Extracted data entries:
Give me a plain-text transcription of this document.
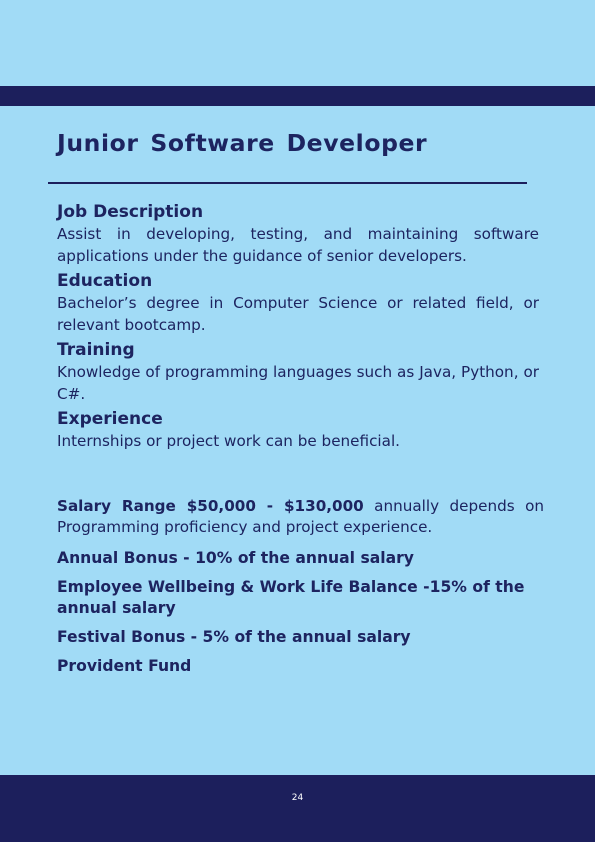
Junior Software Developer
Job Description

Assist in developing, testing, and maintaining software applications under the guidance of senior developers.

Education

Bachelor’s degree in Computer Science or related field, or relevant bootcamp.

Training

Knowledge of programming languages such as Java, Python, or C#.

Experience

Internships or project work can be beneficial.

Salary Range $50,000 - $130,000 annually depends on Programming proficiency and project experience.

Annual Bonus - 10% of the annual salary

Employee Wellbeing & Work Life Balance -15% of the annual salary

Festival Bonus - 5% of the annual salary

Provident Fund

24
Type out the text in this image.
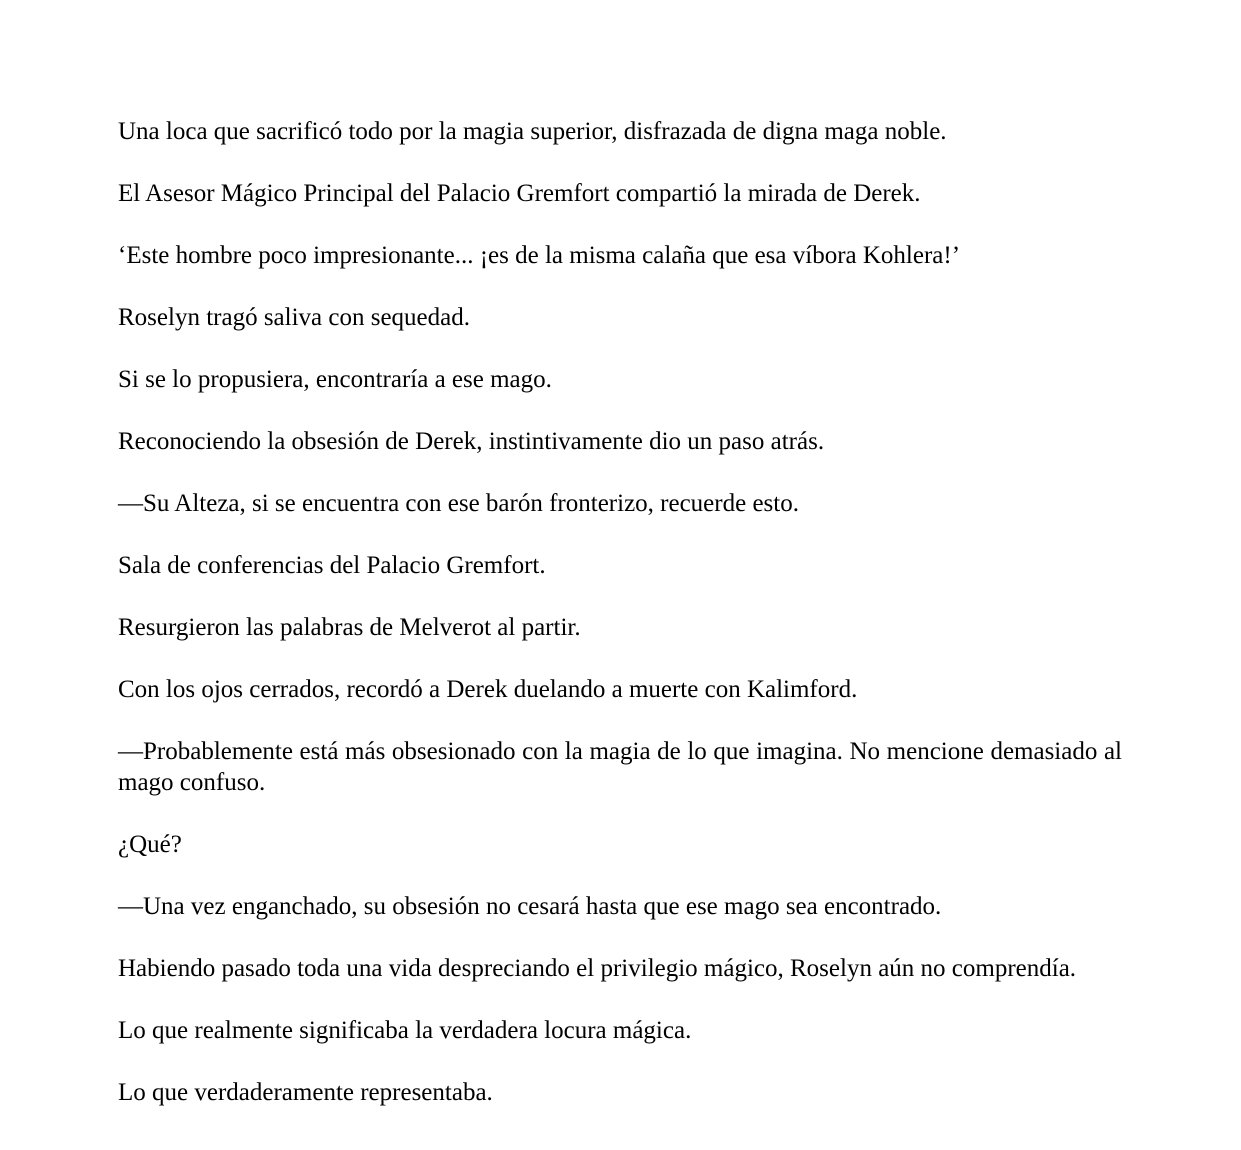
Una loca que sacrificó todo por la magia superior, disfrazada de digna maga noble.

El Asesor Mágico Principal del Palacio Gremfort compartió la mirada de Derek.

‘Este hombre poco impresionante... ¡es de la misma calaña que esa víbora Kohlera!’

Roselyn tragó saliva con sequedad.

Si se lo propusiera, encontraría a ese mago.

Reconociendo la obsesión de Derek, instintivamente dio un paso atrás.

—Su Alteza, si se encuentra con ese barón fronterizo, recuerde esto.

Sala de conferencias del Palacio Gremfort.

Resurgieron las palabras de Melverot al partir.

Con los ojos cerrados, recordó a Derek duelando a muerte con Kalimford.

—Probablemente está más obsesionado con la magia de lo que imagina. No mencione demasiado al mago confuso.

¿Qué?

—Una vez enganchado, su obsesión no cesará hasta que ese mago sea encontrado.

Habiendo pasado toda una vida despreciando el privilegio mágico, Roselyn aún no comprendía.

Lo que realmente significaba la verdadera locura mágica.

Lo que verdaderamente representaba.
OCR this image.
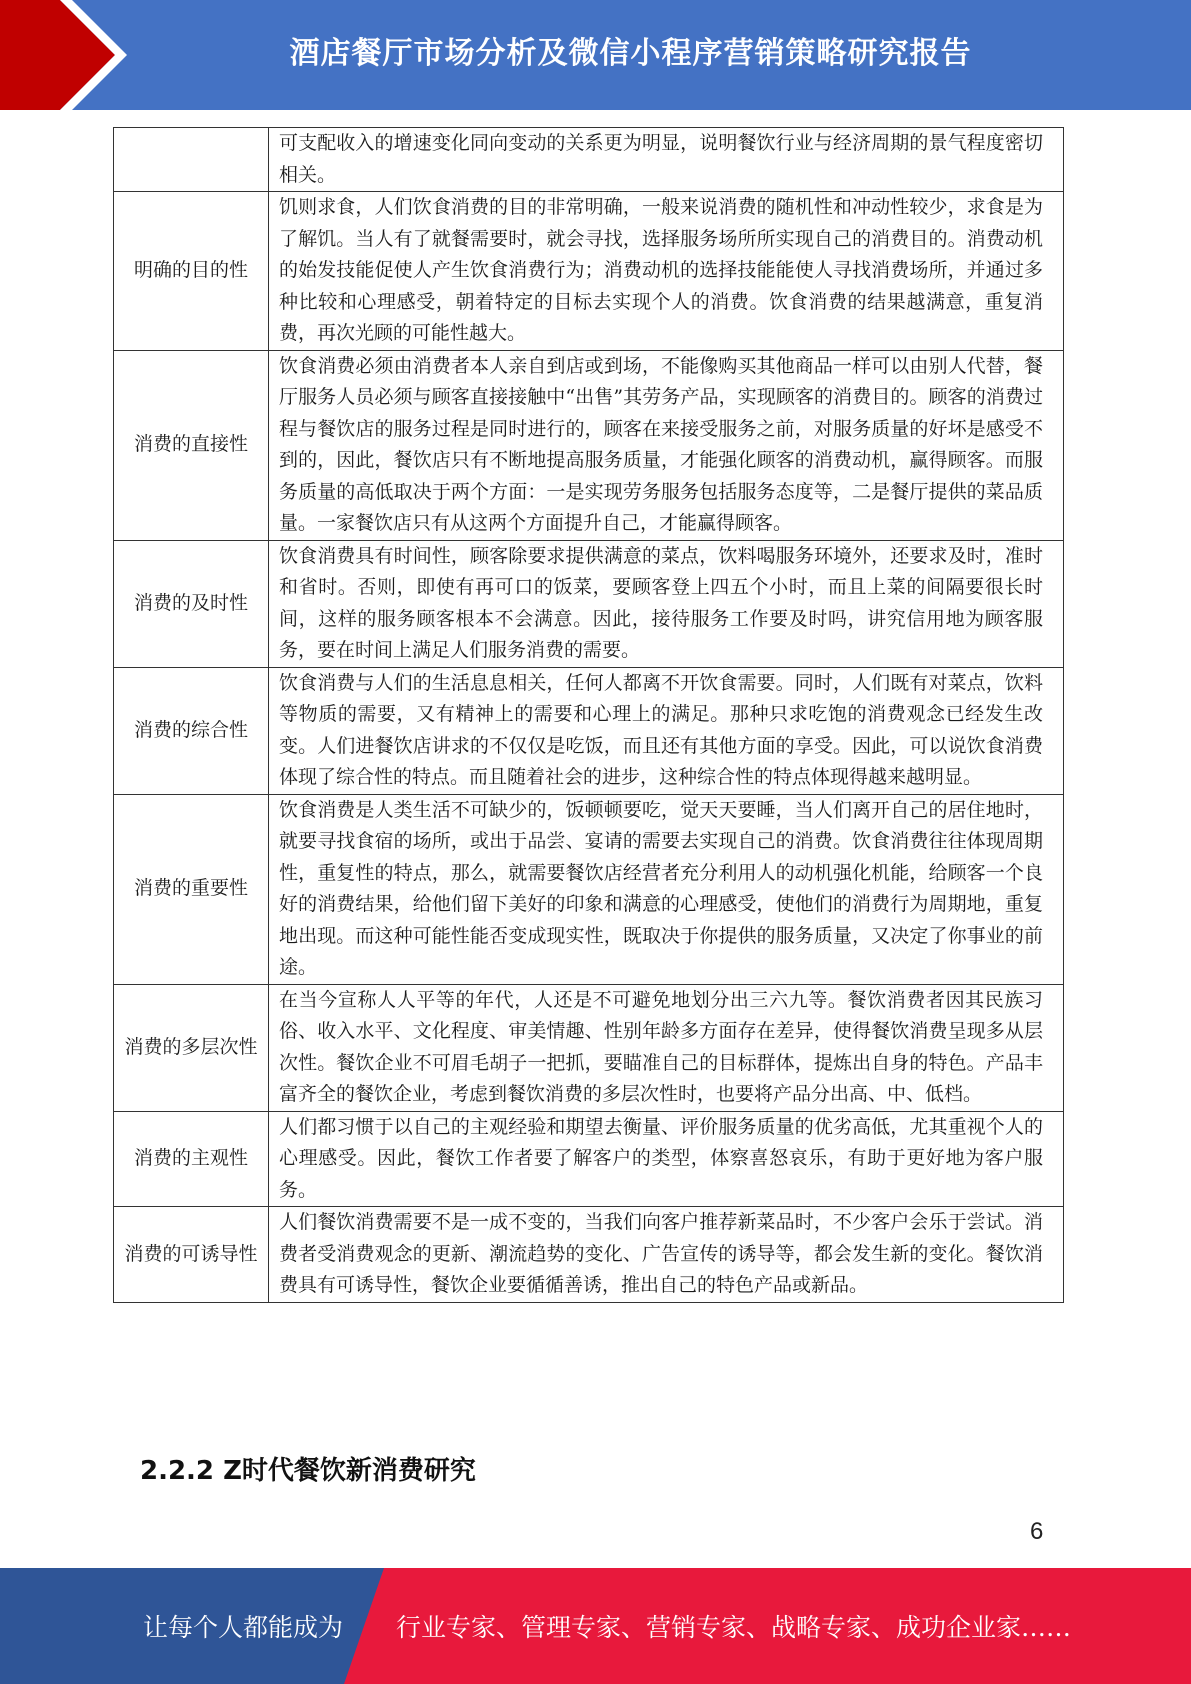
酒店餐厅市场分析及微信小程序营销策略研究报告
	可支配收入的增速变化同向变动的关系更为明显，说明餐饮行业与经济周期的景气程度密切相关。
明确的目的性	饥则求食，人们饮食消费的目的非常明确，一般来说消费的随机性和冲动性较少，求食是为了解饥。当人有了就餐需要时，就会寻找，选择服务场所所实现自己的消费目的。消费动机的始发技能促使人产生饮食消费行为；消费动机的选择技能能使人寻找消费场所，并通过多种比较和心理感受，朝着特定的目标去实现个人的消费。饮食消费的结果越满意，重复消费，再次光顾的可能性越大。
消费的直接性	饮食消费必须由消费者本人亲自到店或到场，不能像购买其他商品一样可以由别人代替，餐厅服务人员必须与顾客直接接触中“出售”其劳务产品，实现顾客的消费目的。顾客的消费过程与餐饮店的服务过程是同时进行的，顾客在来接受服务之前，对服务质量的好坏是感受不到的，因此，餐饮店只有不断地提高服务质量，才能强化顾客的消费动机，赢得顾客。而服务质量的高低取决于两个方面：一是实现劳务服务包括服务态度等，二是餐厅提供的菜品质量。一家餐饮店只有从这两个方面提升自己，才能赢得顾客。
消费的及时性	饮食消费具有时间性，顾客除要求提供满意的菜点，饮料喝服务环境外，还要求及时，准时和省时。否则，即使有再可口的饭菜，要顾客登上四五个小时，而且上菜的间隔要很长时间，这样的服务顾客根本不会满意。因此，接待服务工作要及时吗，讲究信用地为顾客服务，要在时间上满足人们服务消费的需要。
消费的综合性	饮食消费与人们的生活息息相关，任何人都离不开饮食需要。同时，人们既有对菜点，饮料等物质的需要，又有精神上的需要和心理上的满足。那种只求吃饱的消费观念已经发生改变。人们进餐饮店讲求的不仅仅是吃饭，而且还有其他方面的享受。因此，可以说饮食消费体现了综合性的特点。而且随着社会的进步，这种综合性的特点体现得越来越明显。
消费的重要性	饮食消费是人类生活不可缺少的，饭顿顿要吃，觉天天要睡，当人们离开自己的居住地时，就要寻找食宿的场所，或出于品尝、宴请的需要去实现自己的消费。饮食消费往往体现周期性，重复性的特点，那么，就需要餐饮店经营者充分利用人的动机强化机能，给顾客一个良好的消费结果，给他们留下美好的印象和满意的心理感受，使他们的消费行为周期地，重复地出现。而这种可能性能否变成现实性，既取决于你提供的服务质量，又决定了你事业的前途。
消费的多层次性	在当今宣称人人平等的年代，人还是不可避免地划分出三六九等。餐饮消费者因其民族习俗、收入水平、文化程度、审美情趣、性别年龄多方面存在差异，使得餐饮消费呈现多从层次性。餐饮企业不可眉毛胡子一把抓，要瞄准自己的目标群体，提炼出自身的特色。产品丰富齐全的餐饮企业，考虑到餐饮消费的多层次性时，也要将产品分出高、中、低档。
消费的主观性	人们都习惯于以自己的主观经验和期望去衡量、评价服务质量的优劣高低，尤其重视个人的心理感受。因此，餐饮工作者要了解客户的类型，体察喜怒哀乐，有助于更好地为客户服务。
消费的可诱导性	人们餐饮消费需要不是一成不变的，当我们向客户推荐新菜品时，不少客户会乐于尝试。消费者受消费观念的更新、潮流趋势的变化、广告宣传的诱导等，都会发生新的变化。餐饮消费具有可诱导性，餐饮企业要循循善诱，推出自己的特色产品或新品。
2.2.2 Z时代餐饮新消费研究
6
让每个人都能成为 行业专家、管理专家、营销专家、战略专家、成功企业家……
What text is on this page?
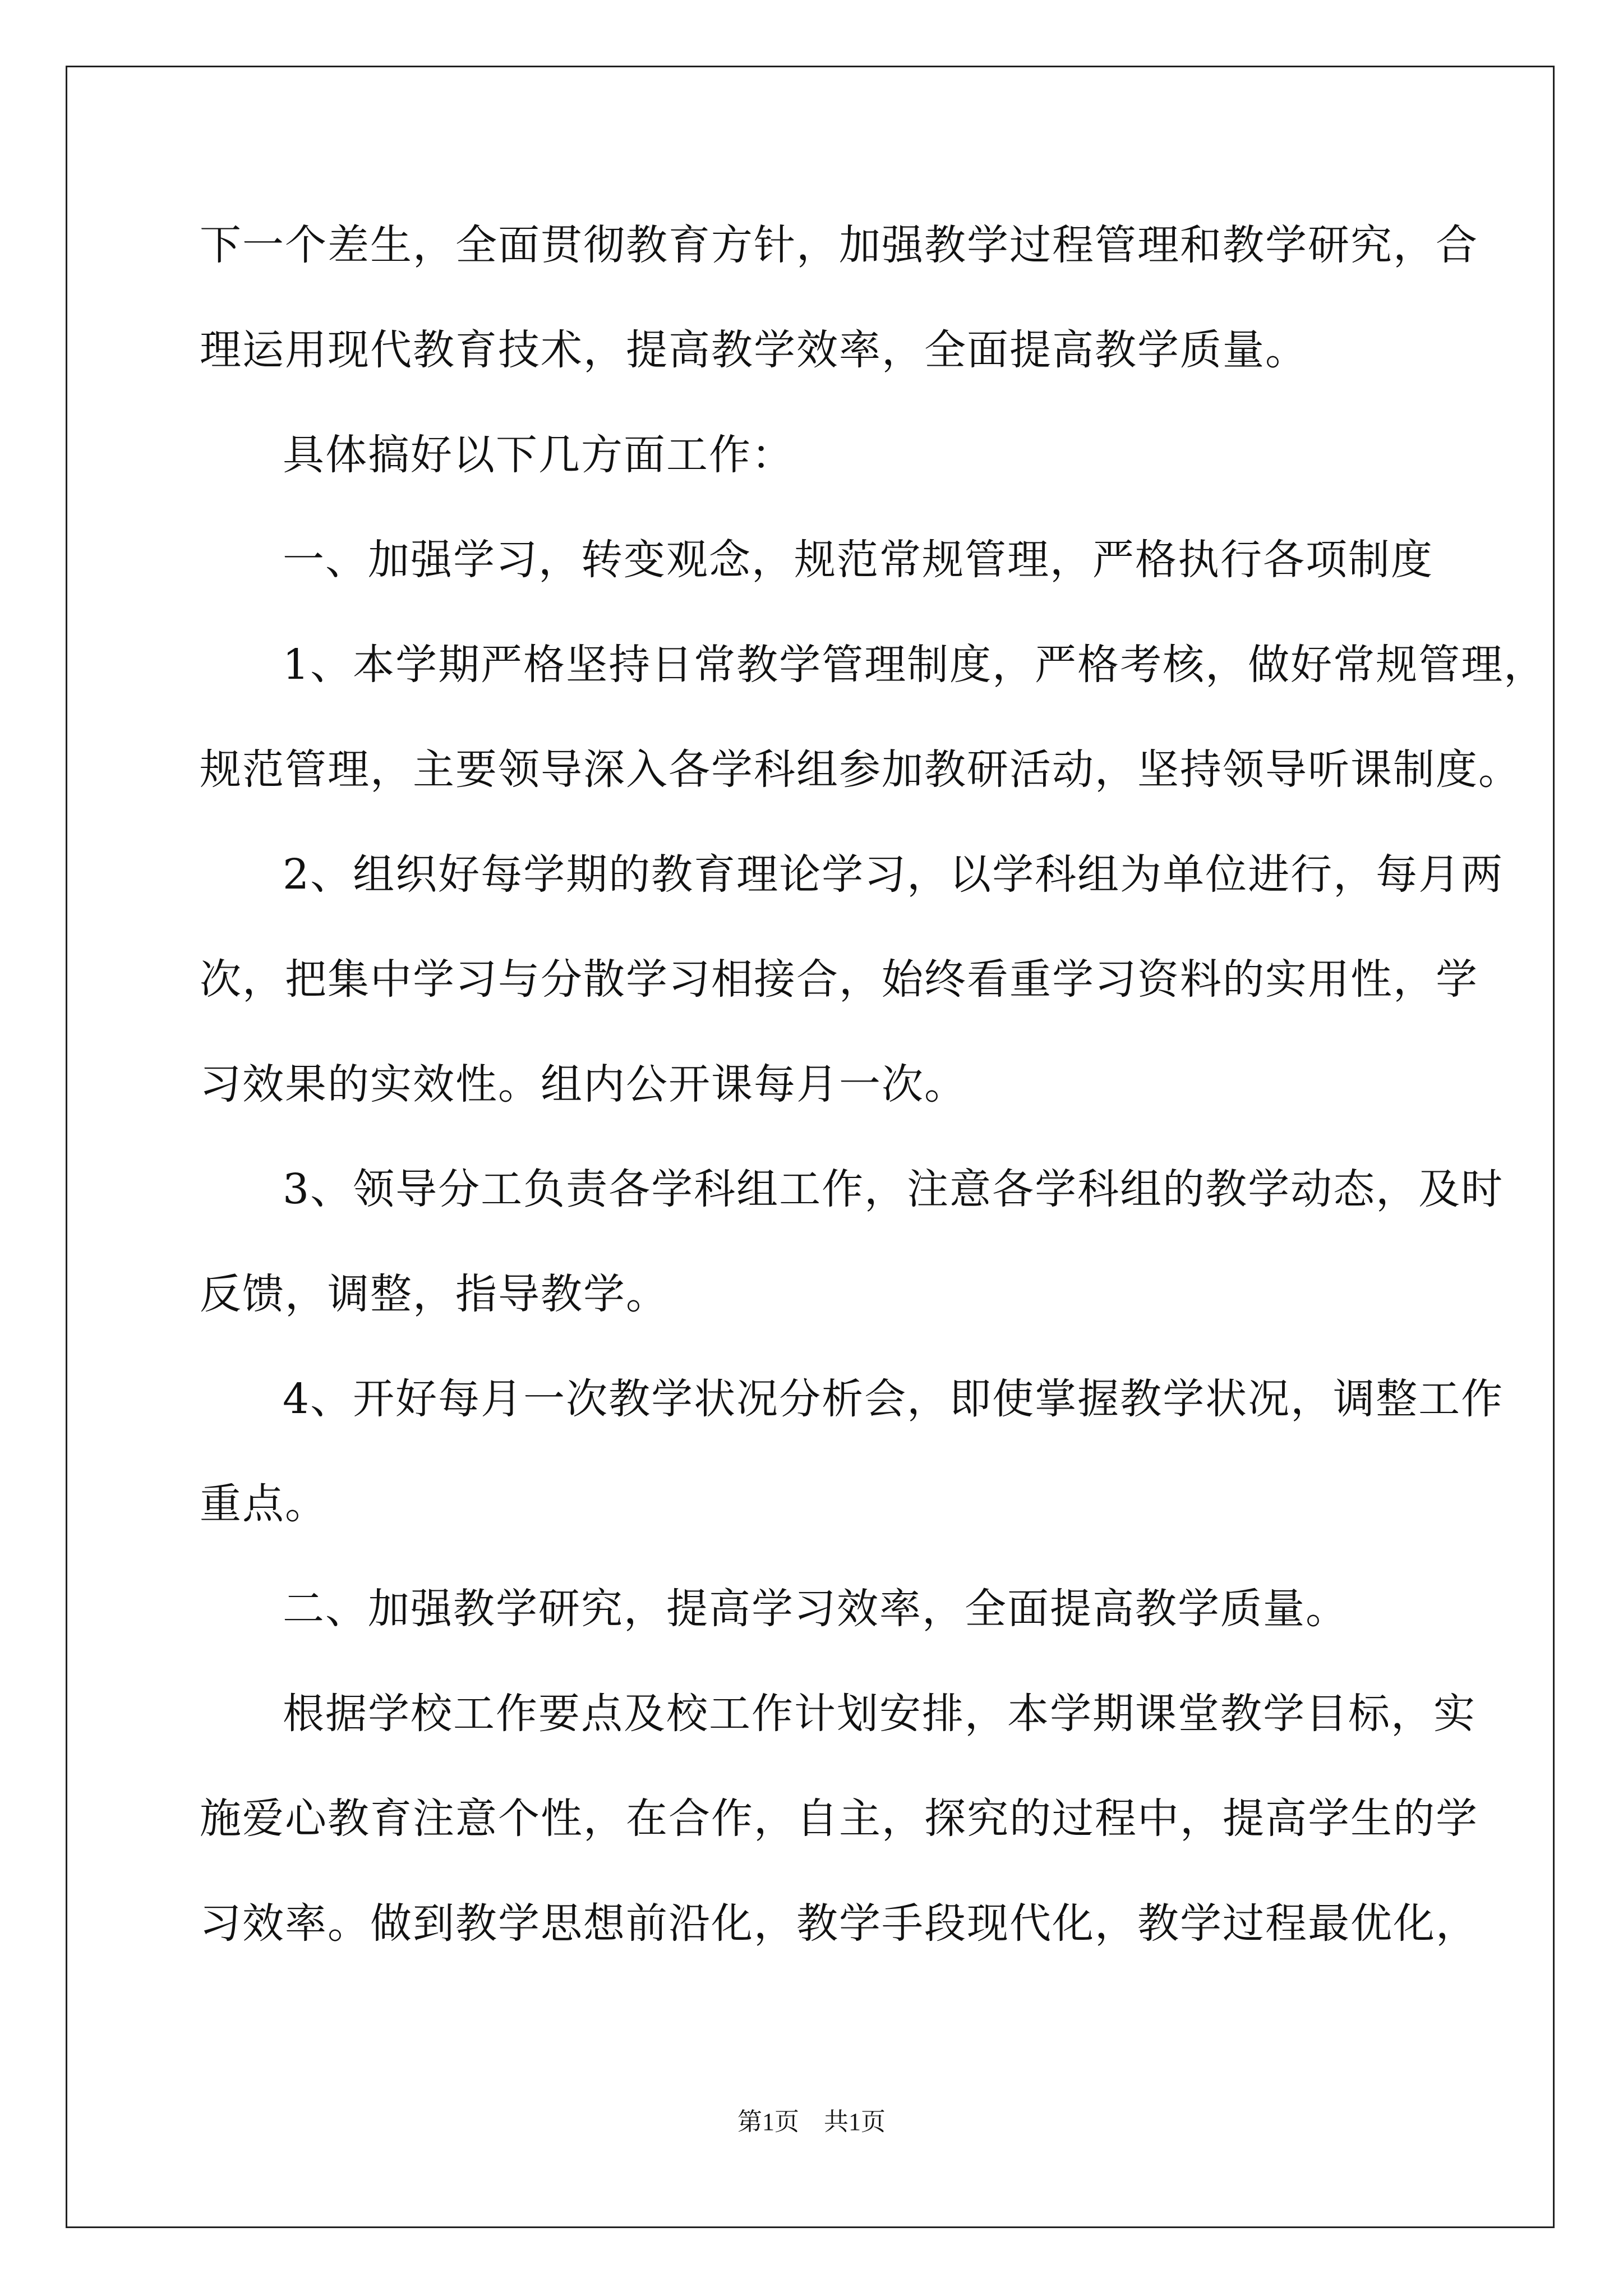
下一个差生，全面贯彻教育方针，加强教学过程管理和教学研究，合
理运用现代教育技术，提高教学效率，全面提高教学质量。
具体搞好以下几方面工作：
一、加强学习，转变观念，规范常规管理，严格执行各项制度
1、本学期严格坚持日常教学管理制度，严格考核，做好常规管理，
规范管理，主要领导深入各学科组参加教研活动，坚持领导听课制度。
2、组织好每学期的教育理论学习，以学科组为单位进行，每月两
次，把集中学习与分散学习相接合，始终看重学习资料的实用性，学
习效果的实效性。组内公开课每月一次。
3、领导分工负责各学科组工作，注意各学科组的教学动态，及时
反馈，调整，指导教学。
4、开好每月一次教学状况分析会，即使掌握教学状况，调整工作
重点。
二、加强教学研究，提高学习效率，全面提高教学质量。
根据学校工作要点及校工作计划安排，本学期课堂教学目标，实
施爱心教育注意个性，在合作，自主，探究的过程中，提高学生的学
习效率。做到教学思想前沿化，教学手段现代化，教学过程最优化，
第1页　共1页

> Aim of the exercise
From the data above, pick out each line containing "magia" and copy it.

> Answer to the problem
Una loca que sacrificó todo por la magia superior, disfrazada de digna maga noble.
—Probablemente está más obsesionado con la magia de lo que imagina. No mencione demasiado al mago confuso.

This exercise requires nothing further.